- [Set exercise] Copy the lines that follow, keeping every character the same.

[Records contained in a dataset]
⁂
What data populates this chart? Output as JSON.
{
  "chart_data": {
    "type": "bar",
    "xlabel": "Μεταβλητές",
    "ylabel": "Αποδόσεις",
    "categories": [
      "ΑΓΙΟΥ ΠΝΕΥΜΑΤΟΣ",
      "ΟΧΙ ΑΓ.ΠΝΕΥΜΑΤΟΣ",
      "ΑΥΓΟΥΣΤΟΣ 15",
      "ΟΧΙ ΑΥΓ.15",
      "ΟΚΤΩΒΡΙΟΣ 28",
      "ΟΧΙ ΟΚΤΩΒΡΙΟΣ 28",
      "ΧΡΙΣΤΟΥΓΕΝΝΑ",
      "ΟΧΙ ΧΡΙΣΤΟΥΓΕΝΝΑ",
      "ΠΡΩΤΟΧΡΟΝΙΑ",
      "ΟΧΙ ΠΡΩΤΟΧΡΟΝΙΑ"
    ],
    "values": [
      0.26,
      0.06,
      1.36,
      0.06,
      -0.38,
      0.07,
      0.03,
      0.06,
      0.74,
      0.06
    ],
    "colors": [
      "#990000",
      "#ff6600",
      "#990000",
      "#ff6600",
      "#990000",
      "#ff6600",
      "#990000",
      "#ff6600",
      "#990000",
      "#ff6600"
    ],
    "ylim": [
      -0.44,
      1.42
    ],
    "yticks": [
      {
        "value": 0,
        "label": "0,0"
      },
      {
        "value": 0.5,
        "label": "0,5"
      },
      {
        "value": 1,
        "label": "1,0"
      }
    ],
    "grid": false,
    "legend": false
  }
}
⁂
- [Answer to this problem]
What data populates this chart? Output as JSON.
{
  "chart_data": {
    "type": "bar",
    "xlabel": "Μεταβλητές",
    "ylabel": "Αποδόσεις",
    "categories": [
      "ΑΓΙΟΥ ΠΝΕΥΜΑΤΟΣ",
      "ΟΧΙ ΑΓ.ΠΝΕΥΜΑΤΟΣ",
      "ΑΥΓΟΥΣΤΟΣ 15",
      "ΟΧΙ ΑΥΓ.15",
      "ΟΚΤΩΒΡΙΟΣ 28",
      "ΟΧΙ ΟΚΤΩΒΡΙΟΣ 28",
      "ΧΡΙΣΤΟΥΓΕΝΝΑ",
      "ΟΧΙ ΧΡΙΣΤΟΥΓΕΝΝΑ",
      "ΠΡΩΤΟΧΡΟΝΙΑ",
      "ΟΧΙ ΠΡΩΤΟΧΡΟΝΙΑ"
    ],
    "values": [
      0.26,
      0.06,
      1.36,
      0.06,
      -0.38,
      0.07,
      0.03,
      0.06,
      0.74,
      0.06
    ],
    "colors": [
      "#990000",
      "#ff6600",
      "#990000",
      "#ff6600",
      "#990000",
      "#ff6600",
      "#990000",
      "#ff6600",
      "#990000",
      "#ff6600"
    ],
    "ylim": [
      -0.44,
      1.42
    ],
    "yticks": [
      {
        "value": 0,
        "label": "0,0"
      },
      {
        "value": 0.5,
        "label": "0,5"
      },
      {
        "value": 1,
        "label": "1,0"
      }
    ],
    "grid": false,
    "legend": false
  }
}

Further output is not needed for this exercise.